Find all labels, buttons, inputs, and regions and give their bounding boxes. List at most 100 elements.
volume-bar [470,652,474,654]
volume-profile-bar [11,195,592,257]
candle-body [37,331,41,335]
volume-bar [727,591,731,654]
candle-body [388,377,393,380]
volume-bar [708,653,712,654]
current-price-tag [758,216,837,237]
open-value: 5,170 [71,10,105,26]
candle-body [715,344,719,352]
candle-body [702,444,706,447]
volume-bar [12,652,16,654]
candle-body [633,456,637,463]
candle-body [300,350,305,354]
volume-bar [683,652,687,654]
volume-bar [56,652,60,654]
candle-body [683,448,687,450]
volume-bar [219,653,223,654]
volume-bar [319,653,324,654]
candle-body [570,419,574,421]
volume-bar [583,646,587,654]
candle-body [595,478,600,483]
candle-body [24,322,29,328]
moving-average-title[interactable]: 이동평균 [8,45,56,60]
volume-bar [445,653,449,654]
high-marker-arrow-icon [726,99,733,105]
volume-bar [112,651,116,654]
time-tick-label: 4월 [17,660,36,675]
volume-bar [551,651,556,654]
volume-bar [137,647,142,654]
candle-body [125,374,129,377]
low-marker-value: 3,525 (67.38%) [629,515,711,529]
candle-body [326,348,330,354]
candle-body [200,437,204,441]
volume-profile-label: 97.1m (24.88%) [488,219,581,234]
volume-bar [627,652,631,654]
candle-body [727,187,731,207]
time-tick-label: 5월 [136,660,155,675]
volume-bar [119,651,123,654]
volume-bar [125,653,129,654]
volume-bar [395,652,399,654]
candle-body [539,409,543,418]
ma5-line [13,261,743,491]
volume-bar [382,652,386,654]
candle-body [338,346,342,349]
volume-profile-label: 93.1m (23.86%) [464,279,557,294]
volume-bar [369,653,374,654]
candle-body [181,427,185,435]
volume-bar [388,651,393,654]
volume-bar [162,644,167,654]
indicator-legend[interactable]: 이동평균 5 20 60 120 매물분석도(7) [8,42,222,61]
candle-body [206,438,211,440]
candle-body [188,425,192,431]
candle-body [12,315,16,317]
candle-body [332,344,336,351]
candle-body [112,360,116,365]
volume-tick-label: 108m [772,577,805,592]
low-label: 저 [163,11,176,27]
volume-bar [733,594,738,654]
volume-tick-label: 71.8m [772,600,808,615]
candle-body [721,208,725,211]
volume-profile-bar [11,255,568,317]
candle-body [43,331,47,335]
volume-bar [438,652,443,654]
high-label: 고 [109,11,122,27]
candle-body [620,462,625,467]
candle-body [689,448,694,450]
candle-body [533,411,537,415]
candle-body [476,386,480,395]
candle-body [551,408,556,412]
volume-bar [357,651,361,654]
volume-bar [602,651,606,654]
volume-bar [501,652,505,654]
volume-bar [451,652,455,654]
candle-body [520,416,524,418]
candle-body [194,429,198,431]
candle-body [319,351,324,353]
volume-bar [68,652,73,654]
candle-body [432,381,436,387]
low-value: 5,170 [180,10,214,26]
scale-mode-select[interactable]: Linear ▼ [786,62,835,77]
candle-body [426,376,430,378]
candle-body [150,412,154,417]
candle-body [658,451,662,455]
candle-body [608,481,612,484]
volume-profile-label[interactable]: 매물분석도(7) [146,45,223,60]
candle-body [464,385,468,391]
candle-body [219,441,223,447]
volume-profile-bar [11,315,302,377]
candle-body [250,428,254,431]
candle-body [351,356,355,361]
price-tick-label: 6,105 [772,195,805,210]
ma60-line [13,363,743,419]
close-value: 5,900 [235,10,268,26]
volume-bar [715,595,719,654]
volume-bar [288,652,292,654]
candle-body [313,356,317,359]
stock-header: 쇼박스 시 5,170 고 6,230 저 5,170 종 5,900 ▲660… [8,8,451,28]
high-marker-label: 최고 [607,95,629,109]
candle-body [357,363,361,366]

--

Reproduce every one of the rows above verbatim, in their original order.

Find all labels, buttons, inputs, and regions and give their bounding boxes. List at most 100 elements.
volume-bar [470,652,474,654]
volume-profile-bar [11,195,592,257]
candle-body [37,331,41,335]
volume-bar [727,591,731,654]
candle-body [388,377,393,380]
volume-bar [708,653,712,654]
current-price-tag [758,216,837,237]
open-value: 5,170 [71,10,105,26]
candle-body [715,344,719,352]
candle-body [702,444,706,447]
volume-bar [12,652,16,654]
candle-body [633,456,637,463]
candle-body [300,350,305,354]
volume-bar [683,652,687,654]
volume-bar [56,652,60,654]
candle-body [683,448,687,450]
volume-bar [219,653,223,654]
volume-bar [319,653,324,654]
candle-body [570,419,574,421]
volume-bar [583,646,587,654]
candle-body [595,478,600,483]
candle-body [24,322,29,328]
moving-average-title[interactable]: 이동평균 [8,45,56,60]
volume-bar [445,653,449,654]
high-marker-arrow-icon [726,99,733,105]
volume-bar [112,651,116,654]
time-tick-label: 4월 [17,660,36,675]
volume-bar [551,651,556,654]
volume-bar [137,647,142,654]
candle-body [125,374,129,377]
low-marker-value: 3,525 (67.38%) [629,515,711,529]
candle-body [326,348,330,354]
candle-body [200,437,204,441]
volume-profile-label: 97.1m (24.88%) [488,219,581,234]
volume-bar [627,652,631,654]
candle-body [727,187,731,207]
time-tick-label: 5월 [136,660,155,675]
volume-bar [119,651,123,654]
volume-bar [125,653,129,654]
volume-bar [395,652,399,654]
candle-body [539,409,543,418]
ma5-line [13,261,743,491]
volume-bar [382,652,386,654]
candle-body [338,346,342,349]
volume-profile-label: 93.1m (23.86%) [464,279,557,294]
volume-bar [369,653,374,654]
candle-body [181,427,185,435]
volume-bar [388,651,393,654]
volume-bar [162,644,167,654]
indicator-legend[interactable]: 이동평균 5 20 60 120 매물분석도(7) [8,42,222,61]
candle-body [206,438,211,440]
candle-body [188,425,192,431]
candle-body [12,315,16,317]
candle-body [332,344,336,351]
candle-body [112,360,116,365]
volume-tick-label: 108m [772,577,805,592]
low-label: 저 [163,11,176,27]
volume-bar [733,594,738,654]
volume-tick-label: 71.8m [772,600,808,615]
candle-body [721,208,725,211]
volume-profile-bar [11,255,568,317]
candle-body [43,331,47,335]
volume-bar [438,652,443,654]
high-label: 고 [109,11,122,27]
candle-body [620,462,625,467]
candle-body [689,448,694,450]
candle-body [533,411,537,415]
candle-body [476,386,480,395]
candle-body [551,408,556,412]
volume-bar [357,651,361,654]
volume-bar [602,651,606,654]
volume-bar [501,652,505,654]
volume-bar [451,652,455,654]
candle-body [520,416,524,418]
candle-body [194,429,198,431]
candle-body [319,351,324,353]
volume-bar [68,652,73,654]
candle-body [432,381,436,387]
low-value: 5,170 [180,10,214,26]
scale-mode-select[interactable]: Linear ▼ [786,62,835,77]
candle-body [426,376,430,378]
candle-body [150,412,154,417]
candle-body [658,451,662,455]
candle-body [608,481,612,484]
volume-profile-label[interactable]: 매물분석도(7) [146,45,223,60]
candle-body [464,385,468,391]
candle-body [219,441,223,447]
volume-profile-bar [11,315,302,377]
candle-body [250,428,254,431]
candle-body [351,356,355,361]
price-tick-label: 6,105 [772,195,805,210]
ma60-line [13,363,743,419]
close-value: 5,900 [235,10,268,26]
volume-bar [715,595,719,654]
volume-bar [288,652,292,654]
candle-body [313,356,317,359]
stock-header: 쇼박스 시 5,170 고 6,230 저 5,170 종 5,900 ▲660… [8,8,451,28]
high-marker-label: 최고 [607,95,629,109]
candle-body [357,363,361,366]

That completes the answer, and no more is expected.